Depuis un certain moment le phénomène ” Bébé Boutchou” bat le buzz à Kinshasa. Au sens propre, le terme ” Boutchou” est un nom masculin, familier et affectueux, provenant peut-être de l’occident utilisé pour désigner un enfant d’un âge relativement jeune, et qui sous-tend l’idée que cet enfant est mignon, joli.
Alors que dans la ville de Kinshasa, le terme bout’chou est passé de l’appellation d’un enfant à un sous-vêtement (cycliste) artificiel porté dans le but de grossir les fesses. Cet objet se vend partout dans la capitale congolaise. Le plus souvent, ce sont les femmes célibataires qui en raffolent. Certaines femmes mariées également le portent. Cependant, le port de ce Boutchou, présente-t-il des avantages ou plutôt des inconvénients ? Les Kinois et Kinoises se sont exprimés à ce sujet. Flore Musesi ne voit pas son importance. Pour elle, son rôle est souvent de donner une forme. Ce sont surtout les filles minces qui utilisent plus ce sous-vêtement. ” L’avantage est que les femmes aiment le porter dans le but d’attirer l’attention des hommes qui adorent les femmes de ce genre. Flore ajoute que le Bout’chou donne une très belle taille certes, mais son inconvénient est qu’il diminue le volume fessier surtout pour ceux-là qui l’utilisent abusivement.

» **MISE EN PRATIQUE**
(A) Résumez en deux phrases le texte sur le Boutchou à Kinshasa.
(B) Recopiez fidèlement le passage du texte sur le Boutchou allant de « Depuis un certain » à « est mignon, joli. ».
(C) Reprenez le texte sur le Boutchou à Kinshasa là où il s'arrête et poursuivez-le.

» **DONNÉES FOURNIES**
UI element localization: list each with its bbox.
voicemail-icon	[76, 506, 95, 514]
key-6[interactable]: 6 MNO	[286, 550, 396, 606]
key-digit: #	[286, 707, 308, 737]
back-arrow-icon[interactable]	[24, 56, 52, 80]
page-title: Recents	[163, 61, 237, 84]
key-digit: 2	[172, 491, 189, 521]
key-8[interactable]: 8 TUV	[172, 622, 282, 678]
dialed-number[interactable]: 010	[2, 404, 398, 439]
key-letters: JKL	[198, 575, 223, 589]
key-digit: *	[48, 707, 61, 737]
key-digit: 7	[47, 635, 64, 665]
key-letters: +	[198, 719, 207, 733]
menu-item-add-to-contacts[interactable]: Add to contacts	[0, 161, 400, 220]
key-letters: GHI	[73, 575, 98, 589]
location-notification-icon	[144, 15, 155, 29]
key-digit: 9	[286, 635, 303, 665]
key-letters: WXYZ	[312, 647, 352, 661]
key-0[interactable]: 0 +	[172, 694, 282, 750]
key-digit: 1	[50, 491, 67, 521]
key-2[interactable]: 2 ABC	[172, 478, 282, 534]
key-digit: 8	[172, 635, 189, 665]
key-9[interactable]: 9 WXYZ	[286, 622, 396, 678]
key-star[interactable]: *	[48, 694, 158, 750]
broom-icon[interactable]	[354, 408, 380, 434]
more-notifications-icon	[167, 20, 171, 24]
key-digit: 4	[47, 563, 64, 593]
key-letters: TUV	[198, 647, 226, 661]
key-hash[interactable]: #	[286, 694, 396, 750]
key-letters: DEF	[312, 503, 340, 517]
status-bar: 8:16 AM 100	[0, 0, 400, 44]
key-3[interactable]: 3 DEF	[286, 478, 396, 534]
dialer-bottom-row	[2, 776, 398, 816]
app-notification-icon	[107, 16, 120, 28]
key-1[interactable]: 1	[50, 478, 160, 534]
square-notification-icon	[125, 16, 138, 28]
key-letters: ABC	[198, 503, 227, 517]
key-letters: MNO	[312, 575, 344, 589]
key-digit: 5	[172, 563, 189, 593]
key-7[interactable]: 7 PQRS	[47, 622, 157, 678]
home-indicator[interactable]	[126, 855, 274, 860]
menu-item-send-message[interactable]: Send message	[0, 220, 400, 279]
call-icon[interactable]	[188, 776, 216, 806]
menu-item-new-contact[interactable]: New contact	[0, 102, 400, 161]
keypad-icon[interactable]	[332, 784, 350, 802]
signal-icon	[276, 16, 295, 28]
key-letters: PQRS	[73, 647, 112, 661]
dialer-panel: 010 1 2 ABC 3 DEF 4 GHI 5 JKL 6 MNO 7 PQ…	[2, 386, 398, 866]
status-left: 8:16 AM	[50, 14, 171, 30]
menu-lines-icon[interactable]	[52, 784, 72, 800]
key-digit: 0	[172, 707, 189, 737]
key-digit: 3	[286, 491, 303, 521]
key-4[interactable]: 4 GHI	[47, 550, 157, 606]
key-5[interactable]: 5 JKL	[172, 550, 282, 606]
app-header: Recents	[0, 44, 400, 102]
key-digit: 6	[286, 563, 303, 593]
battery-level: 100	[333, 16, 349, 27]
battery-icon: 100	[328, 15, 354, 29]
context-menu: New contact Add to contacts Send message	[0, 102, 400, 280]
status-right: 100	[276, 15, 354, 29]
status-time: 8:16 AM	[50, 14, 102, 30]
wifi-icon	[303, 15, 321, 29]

» **CORRIGÉ**
(A) À Kinshasa, le terme « Boutchou », qui désigne au sens propre un jeune enfant mignon, est devenu le nom d'un sous-vêtement artificiel porté pour grossir les fesses, vendu partout dans la capitale et prisé surtout par les femmes célibataires. Flore Musesi, qui n'en voit pas l'importance, reconnaît qu'il donne une forme et une très belle taille, mais elle ajoute qu'il diminue le volume fessier chez celles qui l'utilisent abusivement.

(B)
Depuis un certain moment le phénomène ” Bébé Boutchou” bat le buzz à Kinshasa. Au sens propre, le terme ” Boutchou” est un nom masculin, familier et affectueux, provenant peut-être de l’occident utilisé pour désigner un enfant d’un âge relativement jeune, et qui sous-tend l’idée que cet enfant est mignon, joli.

(C)
Splendide Mubwani ne voit pas non plus son importance si ce n’est donner une taille à celles qui n’en ont pas. A propos de son utilité, il devrait normalement être utilisé dans des cas rare comme lors d’une manifestation. Maintenant, c’est n’est pas le cas avec les jeunes filles aujourd’hui. Or, tout excès nuit dit-on. Il doit avoir absolument des inconvénients parce que quand c’est une chose n’est pas naturelle, elle a toujours des ennuis à l’avenir. L’homme t’admire avec une forme artificielle. Comprenez la suite quand le naturel reviendra.
Selon Thabita Mujinga, le Bout’chou donne la forme au bassin de la femme. ” Personnellement, je pense que ce n’est pas important puisque chacun de nous devrait s’aimer tel qu’elle est née et aimer sa forme malgré les accidents de parcours” a-t-elle martelé. Certaines femmes l’utilisent dans leurs mariages afin de se rendre plus belle par sa forme.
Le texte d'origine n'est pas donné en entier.